Spataro Aff. ¶¶ 6, 7. Times Circle denies that the Lease is ambiguous or that it has overcharged Alleged Debtor thereunder. Spataro's self-serving and conclusory statements shed no light on the purported rent dispute. Alleged Debtor's counterclaim is not conclusive as a matter of law. Because it cannot be resolved without the adjudication of substantial legal and factual issues, it does not disqualify Times Circle from being a petitioning creditor under § 303(b). See In re All Media Properties, Inc., 5 B.R. at 134-35; In re North County Chrysler Plymouth, 13 B.R. 393, 398 (Bankr.W.D.Mo. 1981).
In assessing Alleged Debtor's request pursuant to § 305 of the Bankruptcy Code that we dismiss this case, we are guided by what is in the best interests of all creditors. In relevant part, § 305(a) states:
(a) The court, after notice and a hearing, may dismiss a case under this title, or may suspend all proceedings in a case under this title, at any time if —
(1) the interests of creditors and the debtor would be better served by such dismissal or suspension[.]
A relevant consideration is whether there are pending arrangements that will equitably satisfy creditor claims and not unduly burden or prejudice the debtor. In re RAI Marketing Services, Inc., 20 B.R. 943, 946 (Bankr.D. Kan. 1982). The legislative history counsels that we may dismiss a case pursuant to § 305(a)(1):
if an arrangement is being worked out by creditors and the debtor out of court, there is no prejudice to the rights of creditors in that arrangement, and an involuntary case has been commenced by a few recalcitrant creditors to provide a basis for future threats to extract full payment. The less expensive out-of-court workout may better serve the interests in the case.
H.R. 95-595, 95th Cong. 1st Sess. 325 (1977). S.R. No. 95-989, 95th Cong.2d Sess. 36 (1978), reprinted in U.S.C.C.A.N. pp. 5787, 6281, 5822 (1978). See also Hartigan v. Pine Lake Village Apartment Co. (In re Pine Lake Village Apartment Co.), 16 B.R. 750, 753 (Bankr.S.D.N.Y. 1982); In re Artists' Outlet, Inc., 25 B.R. 231, 232 (Bankr.D.Mass. 1982).

== Raw data ==
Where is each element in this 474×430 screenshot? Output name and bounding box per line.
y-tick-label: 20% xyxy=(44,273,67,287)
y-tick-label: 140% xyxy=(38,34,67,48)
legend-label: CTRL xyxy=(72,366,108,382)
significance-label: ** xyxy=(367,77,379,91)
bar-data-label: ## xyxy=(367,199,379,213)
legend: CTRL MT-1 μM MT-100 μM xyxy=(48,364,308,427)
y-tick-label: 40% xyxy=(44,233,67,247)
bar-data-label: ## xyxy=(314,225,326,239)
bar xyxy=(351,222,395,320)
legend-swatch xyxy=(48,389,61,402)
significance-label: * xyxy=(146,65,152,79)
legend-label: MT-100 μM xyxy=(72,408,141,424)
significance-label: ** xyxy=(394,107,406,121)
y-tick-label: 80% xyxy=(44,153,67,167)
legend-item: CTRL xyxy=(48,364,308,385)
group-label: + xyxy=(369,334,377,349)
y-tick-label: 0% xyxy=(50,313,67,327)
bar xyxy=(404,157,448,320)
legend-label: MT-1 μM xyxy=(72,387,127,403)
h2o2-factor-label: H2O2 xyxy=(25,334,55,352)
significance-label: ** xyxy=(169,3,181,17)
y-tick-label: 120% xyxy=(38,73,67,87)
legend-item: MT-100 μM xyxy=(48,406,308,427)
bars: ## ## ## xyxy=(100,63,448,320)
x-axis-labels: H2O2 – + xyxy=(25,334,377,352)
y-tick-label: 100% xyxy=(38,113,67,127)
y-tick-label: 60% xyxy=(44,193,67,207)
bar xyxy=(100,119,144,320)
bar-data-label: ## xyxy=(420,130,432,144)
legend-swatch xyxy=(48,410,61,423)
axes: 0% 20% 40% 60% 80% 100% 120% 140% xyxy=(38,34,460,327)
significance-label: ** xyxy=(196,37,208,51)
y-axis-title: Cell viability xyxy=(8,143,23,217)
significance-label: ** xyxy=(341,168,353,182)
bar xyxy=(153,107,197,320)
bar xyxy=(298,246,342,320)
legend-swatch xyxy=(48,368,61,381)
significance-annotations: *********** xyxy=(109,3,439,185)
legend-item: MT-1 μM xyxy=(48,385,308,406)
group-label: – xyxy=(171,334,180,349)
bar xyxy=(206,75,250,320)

== What to do ==
• a. In the bankruptcy opinion excerpt, what does Times Circle deny?
• b. Write out the stretch of the bankruptcy opinion excerpt from "Spataro Aff. ¶¶" through "398 (Bankr.W.D.Mo. 1981).", word for word.
The data above come from a separate source and are unrelated to the bankruptcy opinion excerpt.

== Results for each task ==
• a. Times Circle denies that the Lease is ambiguous or that it has overcharged Alleged Debtor under it.

• b.
Spataro Aff. ¶¶ 6, 7. Times Circle denies that the Lease is ambiguous or that it has overcharged Alleged Debtor thereunder. Spataro's self-serving and conclusory statements shed no light on the purported rent dispute. Alleged Debtor's counterclaim is not conclusive as a matter of law. Because it cannot be resolved without the adjudication of substantial legal and factual issues, it does not disqualify Times Circle from being a petitioning creditor under § 303(b). See In re All Media Properties, Inc., 5 B.R. at 134-35; In re North County Chrysler Plymouth, 13 B.R. 393, 398 (Bankr.W.D.Mo. 1981).